▶ **DIRECTIVE**
Output the material beneath exactly, leaving nothing out.

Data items
——————

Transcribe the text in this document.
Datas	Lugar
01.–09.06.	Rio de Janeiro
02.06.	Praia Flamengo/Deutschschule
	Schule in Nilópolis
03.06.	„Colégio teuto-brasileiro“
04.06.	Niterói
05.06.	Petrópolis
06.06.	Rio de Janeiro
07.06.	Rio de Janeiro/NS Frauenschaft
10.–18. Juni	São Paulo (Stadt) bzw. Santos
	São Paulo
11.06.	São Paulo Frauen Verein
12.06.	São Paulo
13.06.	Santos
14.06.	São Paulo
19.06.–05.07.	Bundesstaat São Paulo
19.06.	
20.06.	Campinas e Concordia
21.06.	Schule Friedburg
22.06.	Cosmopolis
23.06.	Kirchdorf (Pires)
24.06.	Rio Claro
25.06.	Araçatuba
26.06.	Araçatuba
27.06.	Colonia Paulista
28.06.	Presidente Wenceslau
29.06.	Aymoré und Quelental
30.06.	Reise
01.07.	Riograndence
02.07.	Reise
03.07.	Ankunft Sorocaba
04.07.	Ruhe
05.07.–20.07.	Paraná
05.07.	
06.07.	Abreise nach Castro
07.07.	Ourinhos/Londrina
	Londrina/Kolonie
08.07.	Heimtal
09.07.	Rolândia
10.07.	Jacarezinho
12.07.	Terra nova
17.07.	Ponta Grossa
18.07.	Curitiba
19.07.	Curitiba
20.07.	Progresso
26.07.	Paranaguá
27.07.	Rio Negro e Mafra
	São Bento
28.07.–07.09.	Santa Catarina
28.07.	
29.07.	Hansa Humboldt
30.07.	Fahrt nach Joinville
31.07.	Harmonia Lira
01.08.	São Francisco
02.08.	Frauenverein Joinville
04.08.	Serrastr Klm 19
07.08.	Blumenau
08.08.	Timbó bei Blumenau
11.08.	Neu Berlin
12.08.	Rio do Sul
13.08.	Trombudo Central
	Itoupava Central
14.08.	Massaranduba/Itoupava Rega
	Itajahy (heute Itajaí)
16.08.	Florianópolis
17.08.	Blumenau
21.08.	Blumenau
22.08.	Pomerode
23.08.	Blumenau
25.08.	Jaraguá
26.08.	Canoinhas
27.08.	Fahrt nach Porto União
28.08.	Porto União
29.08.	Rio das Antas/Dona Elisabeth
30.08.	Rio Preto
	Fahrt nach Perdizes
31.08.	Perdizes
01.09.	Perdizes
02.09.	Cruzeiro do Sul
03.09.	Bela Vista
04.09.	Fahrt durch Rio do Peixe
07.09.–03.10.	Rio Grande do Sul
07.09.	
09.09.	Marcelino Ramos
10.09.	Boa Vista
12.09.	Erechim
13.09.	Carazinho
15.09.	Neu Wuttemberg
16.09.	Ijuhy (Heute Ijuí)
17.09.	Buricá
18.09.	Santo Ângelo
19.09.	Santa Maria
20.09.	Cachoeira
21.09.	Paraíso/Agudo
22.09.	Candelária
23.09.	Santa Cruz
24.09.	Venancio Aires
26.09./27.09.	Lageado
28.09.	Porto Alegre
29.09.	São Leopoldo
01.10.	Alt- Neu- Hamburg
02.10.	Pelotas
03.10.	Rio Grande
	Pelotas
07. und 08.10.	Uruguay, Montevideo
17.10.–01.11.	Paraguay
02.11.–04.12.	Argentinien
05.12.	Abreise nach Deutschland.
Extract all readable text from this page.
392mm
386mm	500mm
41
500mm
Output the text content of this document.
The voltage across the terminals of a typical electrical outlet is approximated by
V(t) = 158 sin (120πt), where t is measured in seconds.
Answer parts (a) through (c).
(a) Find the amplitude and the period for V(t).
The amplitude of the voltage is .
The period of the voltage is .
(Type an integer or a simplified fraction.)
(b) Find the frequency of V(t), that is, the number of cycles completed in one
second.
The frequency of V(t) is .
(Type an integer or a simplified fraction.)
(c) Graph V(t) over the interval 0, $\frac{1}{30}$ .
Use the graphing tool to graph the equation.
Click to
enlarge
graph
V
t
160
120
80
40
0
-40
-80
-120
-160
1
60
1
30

——————

▶ **RESPONSE**
Transcribe the text in this document.
Datas	Lugar
01.–09.06.	Rio de Janeiro
02.06.	Praia Flamengo/Deutschschule
	Schule in Nilópolis
03.06.	„Colégio teuto-brasileiro“
04.06.	Niterói
05.06.	Petrópolis
06.06.	Rio de Janeiro
07.06.	Rio de Janeiro/NS Frauenschaft
10.–18. Juni	São Paulo (Stadt) bzw. Santos
	São Paulo
11.06.	São Paulo Frauen Verein
12.06.	São Paulo
13.06.	Santos
14.06.	São Paulo
19.06.–05.07.	Bundesstaat São Paulo
19.06.	
20.06.	Campinas e Concordia
21.06.	Schule Friedburg
22.06.	Cosmopolis
23.06.	Kirchdorf (Pires)
24.06.	Rio Claro
25.06.	Araçatuba
26.06.	Araçatuba
27.06.	Colonia Paulista
28.06.	Presidente Wenceslau
29.06.	Aymoré und Quelental
30.06.	Reise
01.07.	Riograndence
02.07.	Reise
03.07.	Ankunft Sorocaba
04.07.	Ruhe
05.07.–20.07.	Paraná
05.07.	
06.07.	Abreise nach Castro
07.07.	Ourinhos/Londrina
	Londrina/Kolonie
08.07.	Heimtal
09.07.	Rolândia
10.07.	Jacarezinho
12.07.	Terra nova
17.07.	Ponta Grossa
18.07.	Curitiba
19.07.	Curitiba
20.07.	Progresso
26.07.	Paranaguá
27.07.	Rio Negro e Mafra
	São Bento
28.07.–07.09.	Santa Catarina
28.07.	
29.07.	Hansa Humboldt
30.07.	Fahrt nach Joinville
31.07.	Harmonia Lira
01.08.	São Francisco
02.08.	Frauenverein Joinville
04.08.	Serrastr Klm 19
07.08.	Blumenau
08.08.	Timbó bei Blumenau
11.08.	Neu Berlin
12.08.	Rio do Sul
13.08.	Trombudo Central
	Itoupava Central
14.08.	Massaranduba/Itoupava Rega
	Itajahy (heute Itajaí)
16.08.	Florianópolis
17.08.	Blumenau
21.08.	Blumenau
22.08.	Pomerode
23.08.	Blumenau
25.08.	Jaraguá
26.08.	Canoinhas
27.08.	Fahrt nach Porto União
28.08.	Porto União
29.08.	Rio das Antas/Dona Elisabeth
30.08.	Rio Preto
	Fahrt nach Perdizes
31.08.	Perdizes
01.09.	Perdizes
02.09.	Cruzeiro do Sul
03.09.	Bela Vista
04.09.	Fahrt durch Rio do Peixe
07.09.–03.10.	Rio Grande do Sul
07.09.	
09.09.	Marcelino Ramos
10.09.	Boa Vista
12.09.	Erechim
13.09.	Carazinho
15.09.	Neu Wuttemberg
16.09.	Ijuhy (Heute Ijuí)
17.09.	Buricá
18.09.	Santo Ângelo
19.09.	Santa Maria
20.09.	Cachoeira
21.09.	Paraíso/Agudo
22.09.	Candelária
23.09.	Santa Cruz
24.09.	Venancio Aires
26.09./27.09.	Lageado
28.09.	Porto Alegre
29.09.	São Leopoldo
01.10.	Alt- Neu- Hamburg
02.10.	Pelotas
03.10.	Rio Grande
	Pelotas
07. und 08.10.	Uruguay, Montevideo
17.10.–01.11.	Paraguay
02.11.–04.12.	Argentinien
05.12.	Abreise nach Deutschland.
Extract all readable text from this page.
392mm
386mm	500mm
41
500mm
Output the text content of this document.
The voltage across the terminals of a typical electrical outlet is approximated by
V(t) = 158 sin (120πt), where t is measured in seconds.
Answer parts (a) through (c).
(a) Find the amplitude and the period for V(t).
The amplitude of the voltage is .
The period of the voltage is .
(Type an integer or a simplified fraction.)
(b) Find the frequency of V(t), that is, the number of cycles completed in one
second.
The frequency of V(t) is .
(Type an integer or a simplified fraction.)
(c) Graph V(t) over the interval 0, $\frac{1}{30}$ .
Use the graphing tool to graph the equation.
Click to
enlarge
graph
V
t
160
120
80
40
0
-40
-80
-120
-160
1
60
1
30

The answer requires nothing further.